• _What is required_
Consider the data that follows and state how many lines contain the string "Your", using the number alone.

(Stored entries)
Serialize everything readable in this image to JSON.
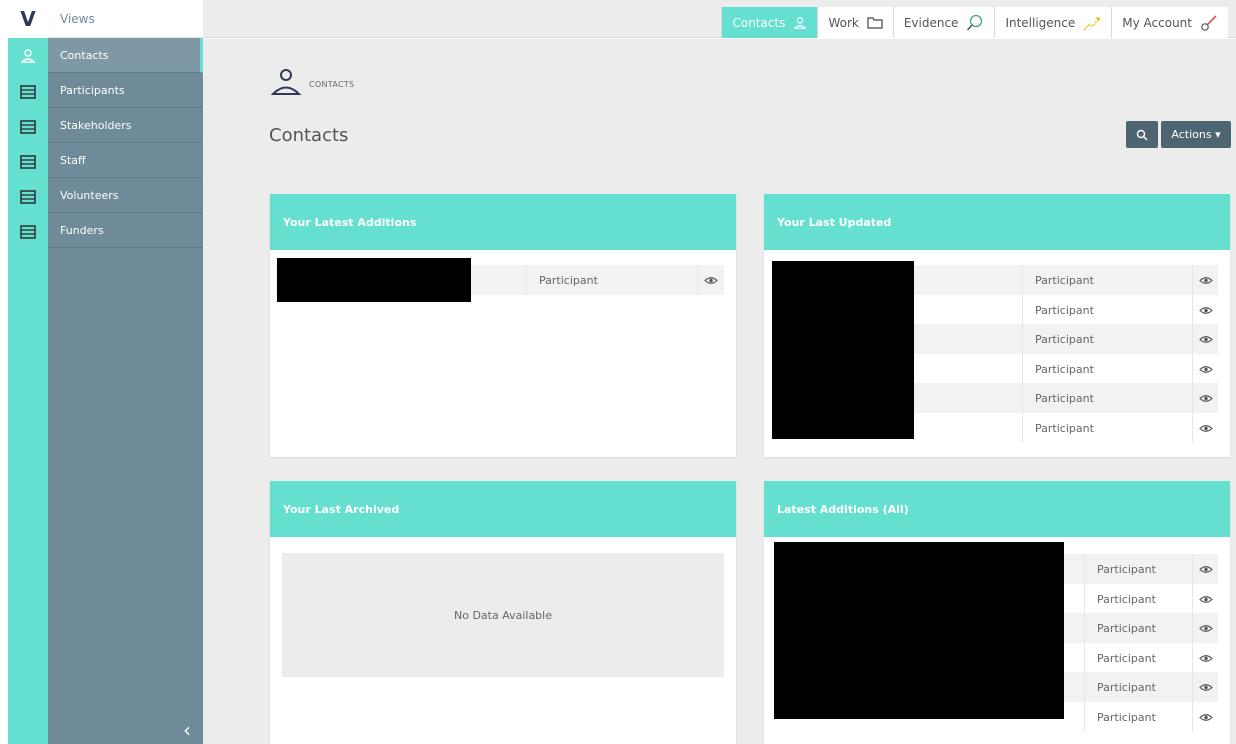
{
  "app": {
    "logo": "V",
    "views_label": "Views"
  },
  "sidebar": {
    "items": [
      {
        "label": "Contacts",
        "icon": "person-icon",
        "active": true
      },
      {
        "label": "Participants",
        "icon": "list-icon"
      },
      {
        "label": "Stakeholders",
        "icon": "list-icon"
      },
      {
        "label": "Staff",
        "icon": "list-icon"
      },
      {
        "label": "Volunteers",
        "icon": "list-icon"
      },
      {
        "label": "Funders",
        "icon": "list-icon"
      }
    ],
    "collapse_label": "‹"
  },
  "topnav": {
    "items": [
      {
        "label": "Contacts",
        "icon": "person-icon",
        "active": true
      },
      {
        "label": "Work",
        "icon": "folder-icon"
      },
      {
        "label": "Evidence",
        "icon": "magnifier-icon"
      },
      {
        "label": "Intelligence",
        "icon": "trend-icon"
      },
      {
        "label": "My Account",
        "icon": "key-icon"
      }
    ]
  },
  "breadcrumb": {
    "label": "CONTACTS"
  },
  "page": {
    "title": "Contacts",
    "actions_label": "Actions ▾"
  },
  "cards": {
    "latest_additions": {
      "title": "Your Latest Additions",
      "rows": [
        {
          "type": "Participant"
        }
      ]
    },
    "last_updated": {
      "title": "Your Last Updated",
      "rows": [
        {
          "type": "Participant"
        },
        {
          "type": "Participant"
        },
        {
          "type": "Participant"
        },
        {
          "type": "Participant"
        },
        {
          "type": "Participant"
        },
        {
          "type": "Participant"
        }
      ]
    },
    "last_archived": {
      "title": "Your Last Archived",
      "empty_message": "No Data Available"
    },
    "latest_additions_all": {
      "title": "Latest Additions (All)",
      "rows": [
        {
          "type": "Participant"
        },
        {
          "type": "Participant"
        },
        {
          "type": "Participant"
        },
        {
          "type": "Participant"
        },
        {
          "type": "Participant"
        },
        {
          "type": "Participant"
        }
      ]
    }
  },
  "colors": {
    "accent": "#64dfd0",
    "sidebar": "#6f8a98",
    "button": "#4d6570"
  }
}
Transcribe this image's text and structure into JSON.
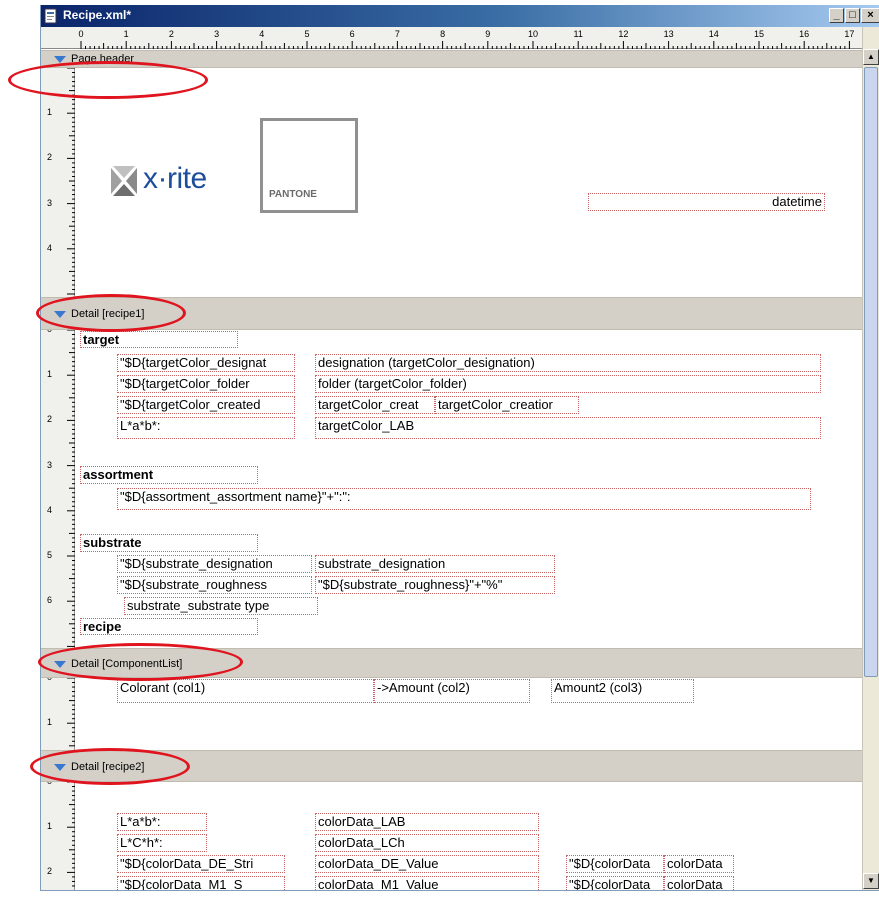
{
  "window": {
    "title": "Recipe.xml*",
    "buttons": {
      "minimize": "_",
      "maximize": "□",
      "close": "×"
    }
  },
  "ruler": {
    "h_numbers": [
      "0",
      "1",
      "2",
      "3",
      "4",
      "5",
      "6",
      "7",
      "8",
      "9",
      "10",
      "11",
      "12",
      "13",
      "14",
      "15",
      "16",
      "17"
    ],
    "header_v": [
      "1",
      "2",
      "3",
      "4"
    ],
    "recipe1_v": [
      "0",
      "1",
      "2",
      "3",
      "4",
      "5",
      "6"
    ],
    "comp_v": [
      "0",
      "1"
    ],
    "recipe2_v": [
      "0",
      "1",
      "2"
    ]
  },
  "bands": {
    "page_header": "Page header",
    "detail_recipe1": "Detail [recipe1]",
    "detail_componentlist": "Detail [ComponentList]",
    "detail_recipe2": "Detail [recipe2]"
  },
  "header": {
    "xrite_logo": "x·rite",
    "pantone_logo": "PANTONE",
    "datetime": "datetime"
  },
  "recipe1": {
    "target": "target",
    "tc_designation_expr": "\"$D{targetColor_designat",
    "tc_designation_val": "designation (targetColor_designation)",
    "tc_folder_expr": "\"$D{targetColor_folder",
    "tc_folder_val": "folder (targetColor_folder)",
    "tc_created_expr": "\"$D{targetColor_created",
    "tc_created_val": "targetColor_creat",
    "tc_creation_val": "targetColor_creatior",
    "lab_label": "L*a*b*:",
    "lab_val": "targetColor_LAB",
    "assortment": "assortment",
    "assortment_expr": "\"$D{assortment_assortment name}\"+\":\":",
    "substrate": "substrate",
    "sub_designation_expr": "\"$D{substrate_designation",
    "sub_designation_val": "substrate_designation",
    "sub_roughness_expr": "\"$D{substrate_roughness",
    "sub_roughness_val": "\"$D{substrate_roughness}\"+\"%\"",
    "sub_type": "substrate_substrate type",
    "recipe": "recipe"
  },
  "componentlist": {
    "col1": "Colorant (col1)",
    "col2": "->Amount (col2)",
    "col3": "Amount2 (col3)"
  },
  "recipe2": {
    "lab_label": "L*a*b*:",
    "lab_val": "colorData_LAB",
    "lch_label": "L*C*h*:",
    "lch_val": "colorData_LCh",
    "de_expr": "\"$D{colorData_DE_Stri",
    "de_val": "colorData_DE_Value",
    "de_expr2": "\"$D{colorData",
    "de_val2": "colorData",
    "m1_expr": "\"$D{colorData_M1_S",
    "m1_val": "colorData_M1_Value",
    "m1_expr2": "\"$D{colorData",
    "m1_val2": "colorData"
  },
  "colors": {
    "annotation": "#e0141e",
    "band": "#d4d0c8",
    "field_border": "#c86464",
    "band_triangle": "#3a78d0"
  }
}
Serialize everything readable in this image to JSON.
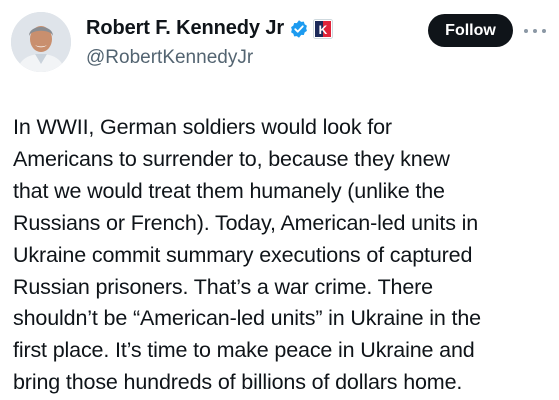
{
  "tweet": {
    "author": {
      "display_name": "Robert F. Kennedy Jr",
      "handle": "@RobertKennedyJr",
      "badge_letters": "K"
    },
    "follow_label": "Follow",
    "text_lines": [
      "In WWII, German soldiers would look for",
      "Americans to surrender to, because they knew",
      "that we would treat them humanely (unlike the",
      "Russians or French). Today, American-led units in",
      "Ukraine commit summary executions of captured",
      "Russian prisoners. That’s a war crime. There",
      "shouldn’t be “American-led units” in Ukraine in the",
      "first place. It’s time to make peace in Ukraine and",
      "bring those hundreds of billions of dollars home."
    ]
  },
  "icons": {
    "verified": "verified-checkmark-icon",
    "affiliate": "campaign-badge-icon",
    "more": "more-horizontal-icon"
  },
  "colors": {
    "verified_blue": "#1d9bf0",
    "follow_bg": "#0f1419",
    "handle_gray": "#536471",
    "badge_red": "#e0243a",
    "badge_navy": "#1c2a5a"
  }
}
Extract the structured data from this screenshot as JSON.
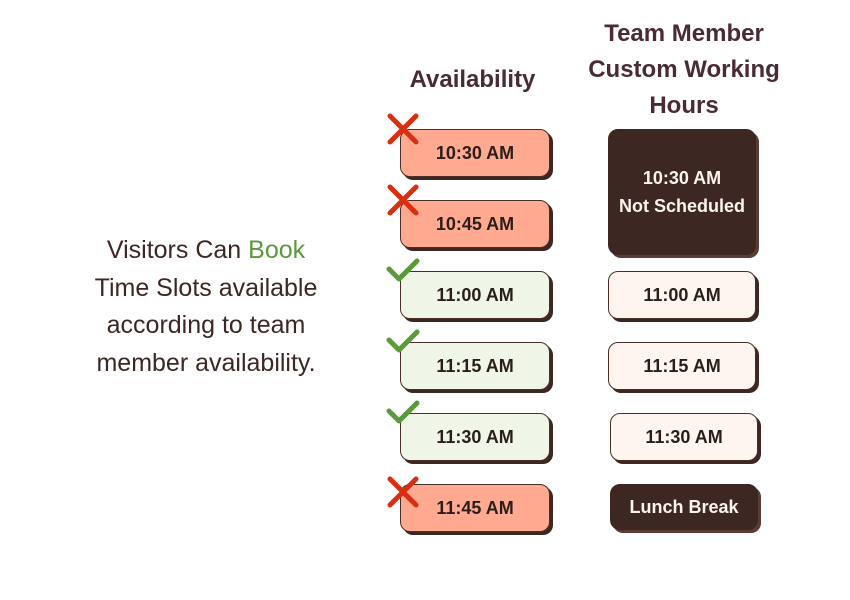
{
  "caption": {
    "line1_prefix": "Visitors Can ",
    "line1_accent": "Book",
    "line2": "Time Slots available",
    "line3": "according to team",
    "line4": "member availability."
  },
  "headings": {
    "availability": "Availability",
    "team_line1": "Team Member",
    "team_line2": "Custom Working",
    "team_line3": "Hours"
  },
  "availability_slots": [
    {
      "time": "10:30 AM",
      "status": "unavailable",
      "icon": "cross-icon"
    },
    {
      "time": "10:45 AM",
      "status": "unavailable",
      "icon": "cross-icon"
    },
    {
      "time": "11:00 AM",
      "status": "available",
      "icon": "check-icon"
    },
    {
      "time": "11:15 AM",
      "status": "available",
      "icon": "check-icon"
    },
    {
      "time": "11:30 AM",
      "status": "available",
      "icon": "check-icon"
    },
    {
      "time": "11:45 AM",
      "status": "unavailable",
      "icon": "cross-icon"
    }
  ],
  "team_hours": {
    "not_scheduled_time": "10:30 AM",
    "not_scheduled_label": "Not Scheduled",
    "slots": [
      "11:00 AM",
      "11:15 AM",
      "11:30 AM"
    ],
    "lunch_label": "Lunch Break"
  },
  "colors": {
    "blocked": "#ffa990",
    "open": "#eff6e8",
    "cross": "#d92e10",
    "check": "#5a9a3c",
    "dark": "#3d2723",
    "accent": "#5a9a3c"
  }
}
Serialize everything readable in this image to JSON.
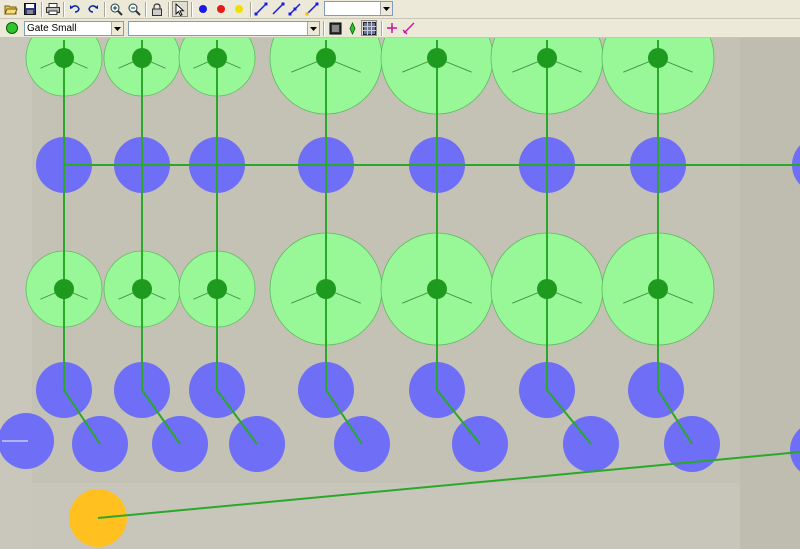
{
  "toolbar": {
    "top_buttons": [
      {
        "name": "open-folder-icon"
      },
      {
        "name": "save-icon"
      },
      {
        "name": "print-icon"
      },
      {
        "name": "undo-icon"
      },
      {
        "name": "redo-icon"
      },
      {
        "name": "zoom-in-icon"
      },
      {
        "name": "zoom-out-icon"
      },
      {
        "name": "lock-icon"
      },
      {
        "name": "select-pointer-icon"
      },
      {
        "name": "blue-dot-icon"
      },
      {
        "name": "red-dot-icon"
      },
      {
        "name": "yellow-dot-icon"
      },
      {
        "name": "line-tool-1-icon"
      },
      {
        "name": "line-tool-2-icon"
      },
      {
        "name": "line-tool-3-icon"
      },
      {
        "name": "line-tool-4-icon"
      }
    ],
    "top_dropdown_value": "",
    "layer_dropdown_value": "Gate Small",
    "second_dropdown_value": "",
    "second_buttons": [
      {
        "name": "fit-view-icon"
      },
      {
        "name": "crosshair-icon"
      },
      {
        "name": "grid-icon"
      },
      {
        "name": "add-point-icon"
      },
      {
        "name": "edit-line-icon"
      }
    ]
  },
  "colors": {
    "canvas_bg": "#c4c2b5",
    "gate_circle": "#98f898",
    "gate_center": "#1e9a1e",
    "node_circle": "#6e6ef6",
    "wire": "#2aa82a",
    "start_node": "#ffc020"
  }
}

• _Answer for the task_
3